» **STATED GOAL**
From the listing below, return each line that includes "start".

+ + + +

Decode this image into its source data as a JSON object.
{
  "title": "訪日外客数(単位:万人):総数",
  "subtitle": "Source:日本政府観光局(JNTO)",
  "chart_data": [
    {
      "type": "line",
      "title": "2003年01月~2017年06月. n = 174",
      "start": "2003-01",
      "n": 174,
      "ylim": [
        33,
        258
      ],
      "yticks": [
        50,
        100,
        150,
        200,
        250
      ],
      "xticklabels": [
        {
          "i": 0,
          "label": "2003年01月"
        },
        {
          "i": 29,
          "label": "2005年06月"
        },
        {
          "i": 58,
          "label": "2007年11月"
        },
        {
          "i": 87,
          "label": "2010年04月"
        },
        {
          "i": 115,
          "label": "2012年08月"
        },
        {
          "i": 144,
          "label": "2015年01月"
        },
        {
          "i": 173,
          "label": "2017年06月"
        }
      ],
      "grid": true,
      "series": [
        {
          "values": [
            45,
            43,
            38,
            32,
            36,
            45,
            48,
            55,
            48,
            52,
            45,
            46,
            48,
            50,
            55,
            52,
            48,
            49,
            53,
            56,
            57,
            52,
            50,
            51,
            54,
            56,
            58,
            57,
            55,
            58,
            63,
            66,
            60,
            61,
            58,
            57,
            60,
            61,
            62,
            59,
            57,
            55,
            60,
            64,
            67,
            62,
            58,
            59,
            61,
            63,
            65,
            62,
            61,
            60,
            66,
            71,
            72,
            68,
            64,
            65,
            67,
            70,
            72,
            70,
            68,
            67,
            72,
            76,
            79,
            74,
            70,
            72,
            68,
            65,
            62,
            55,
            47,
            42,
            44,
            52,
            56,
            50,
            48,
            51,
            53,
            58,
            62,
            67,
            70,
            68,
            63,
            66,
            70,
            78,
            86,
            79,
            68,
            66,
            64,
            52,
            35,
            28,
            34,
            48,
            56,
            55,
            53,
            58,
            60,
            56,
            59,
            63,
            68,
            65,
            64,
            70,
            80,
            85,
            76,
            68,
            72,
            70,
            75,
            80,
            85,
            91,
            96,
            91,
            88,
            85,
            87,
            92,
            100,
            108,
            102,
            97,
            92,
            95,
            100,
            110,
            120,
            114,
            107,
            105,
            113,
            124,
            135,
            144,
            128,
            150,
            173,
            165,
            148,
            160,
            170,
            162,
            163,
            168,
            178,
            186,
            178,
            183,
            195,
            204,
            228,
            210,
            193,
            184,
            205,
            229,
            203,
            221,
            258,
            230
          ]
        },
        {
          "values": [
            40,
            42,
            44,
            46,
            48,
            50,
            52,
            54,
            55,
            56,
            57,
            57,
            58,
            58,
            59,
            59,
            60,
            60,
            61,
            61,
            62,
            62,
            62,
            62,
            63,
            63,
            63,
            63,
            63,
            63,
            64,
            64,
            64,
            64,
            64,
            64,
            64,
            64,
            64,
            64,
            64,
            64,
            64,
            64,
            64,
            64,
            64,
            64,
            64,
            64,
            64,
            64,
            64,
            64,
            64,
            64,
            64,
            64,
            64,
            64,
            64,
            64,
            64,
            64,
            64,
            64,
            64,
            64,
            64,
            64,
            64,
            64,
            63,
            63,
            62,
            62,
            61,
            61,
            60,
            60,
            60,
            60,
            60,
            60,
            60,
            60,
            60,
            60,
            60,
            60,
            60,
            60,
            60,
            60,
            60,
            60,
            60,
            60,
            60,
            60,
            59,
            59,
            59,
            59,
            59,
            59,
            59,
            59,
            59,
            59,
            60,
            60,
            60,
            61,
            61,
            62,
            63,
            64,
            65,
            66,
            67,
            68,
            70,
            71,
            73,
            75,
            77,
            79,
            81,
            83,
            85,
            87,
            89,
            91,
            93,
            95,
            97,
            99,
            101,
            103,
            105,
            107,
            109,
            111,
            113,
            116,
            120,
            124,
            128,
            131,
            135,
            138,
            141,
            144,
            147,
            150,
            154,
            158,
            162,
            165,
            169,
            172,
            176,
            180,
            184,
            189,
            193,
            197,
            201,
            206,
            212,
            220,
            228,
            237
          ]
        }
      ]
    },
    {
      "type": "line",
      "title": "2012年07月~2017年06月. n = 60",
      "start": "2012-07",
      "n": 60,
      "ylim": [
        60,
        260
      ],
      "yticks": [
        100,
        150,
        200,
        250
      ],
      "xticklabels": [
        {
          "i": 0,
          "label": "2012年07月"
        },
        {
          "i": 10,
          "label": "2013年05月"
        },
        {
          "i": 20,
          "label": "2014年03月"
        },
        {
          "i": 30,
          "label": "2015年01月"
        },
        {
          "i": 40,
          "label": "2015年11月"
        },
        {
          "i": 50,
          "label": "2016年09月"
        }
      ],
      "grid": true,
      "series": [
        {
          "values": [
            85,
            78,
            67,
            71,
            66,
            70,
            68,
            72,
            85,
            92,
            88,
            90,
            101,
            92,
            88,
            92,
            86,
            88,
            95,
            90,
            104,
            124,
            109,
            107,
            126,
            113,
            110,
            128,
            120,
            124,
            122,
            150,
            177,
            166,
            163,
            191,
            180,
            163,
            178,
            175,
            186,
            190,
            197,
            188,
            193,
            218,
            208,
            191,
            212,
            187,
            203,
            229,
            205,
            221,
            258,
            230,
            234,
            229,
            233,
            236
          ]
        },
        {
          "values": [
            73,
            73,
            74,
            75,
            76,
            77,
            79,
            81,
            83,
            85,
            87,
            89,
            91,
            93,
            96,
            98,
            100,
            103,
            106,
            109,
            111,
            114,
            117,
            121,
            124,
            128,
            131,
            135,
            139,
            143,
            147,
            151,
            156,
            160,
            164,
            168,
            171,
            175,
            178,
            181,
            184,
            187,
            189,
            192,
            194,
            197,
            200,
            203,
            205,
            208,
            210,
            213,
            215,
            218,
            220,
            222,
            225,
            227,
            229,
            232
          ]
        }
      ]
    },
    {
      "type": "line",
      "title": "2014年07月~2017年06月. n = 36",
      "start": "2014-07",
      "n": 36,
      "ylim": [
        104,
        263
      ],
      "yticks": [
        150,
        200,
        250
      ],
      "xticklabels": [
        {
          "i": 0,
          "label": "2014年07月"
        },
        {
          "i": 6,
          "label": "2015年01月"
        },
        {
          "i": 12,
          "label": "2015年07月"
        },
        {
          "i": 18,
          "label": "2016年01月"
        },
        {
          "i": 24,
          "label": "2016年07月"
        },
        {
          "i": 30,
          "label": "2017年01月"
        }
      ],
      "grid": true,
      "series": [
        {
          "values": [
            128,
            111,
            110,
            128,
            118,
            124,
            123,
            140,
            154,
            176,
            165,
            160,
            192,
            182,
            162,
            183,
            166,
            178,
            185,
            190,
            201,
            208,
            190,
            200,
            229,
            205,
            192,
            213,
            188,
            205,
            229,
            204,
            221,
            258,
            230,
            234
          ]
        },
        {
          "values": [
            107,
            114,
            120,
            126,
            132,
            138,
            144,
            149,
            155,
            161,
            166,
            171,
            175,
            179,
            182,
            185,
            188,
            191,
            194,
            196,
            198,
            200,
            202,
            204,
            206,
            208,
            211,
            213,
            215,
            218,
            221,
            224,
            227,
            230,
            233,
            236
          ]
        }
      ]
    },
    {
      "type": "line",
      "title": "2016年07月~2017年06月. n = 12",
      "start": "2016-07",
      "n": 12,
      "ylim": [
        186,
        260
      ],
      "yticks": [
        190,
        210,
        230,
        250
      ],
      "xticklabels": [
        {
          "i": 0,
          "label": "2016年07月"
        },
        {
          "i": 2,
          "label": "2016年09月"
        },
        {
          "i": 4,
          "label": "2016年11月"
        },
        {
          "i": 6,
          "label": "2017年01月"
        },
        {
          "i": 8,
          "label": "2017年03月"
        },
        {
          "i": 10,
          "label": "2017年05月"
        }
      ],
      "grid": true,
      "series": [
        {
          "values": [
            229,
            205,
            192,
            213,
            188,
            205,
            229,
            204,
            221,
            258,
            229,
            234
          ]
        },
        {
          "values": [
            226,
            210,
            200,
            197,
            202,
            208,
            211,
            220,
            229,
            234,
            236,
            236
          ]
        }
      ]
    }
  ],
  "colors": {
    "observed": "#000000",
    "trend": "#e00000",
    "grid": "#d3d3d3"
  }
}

+ + + +

» **FULL ANSWER**
      "start": "2003-01",
      "start": "2012-07",
      "start": "2014-07",
      "start": "2016-07",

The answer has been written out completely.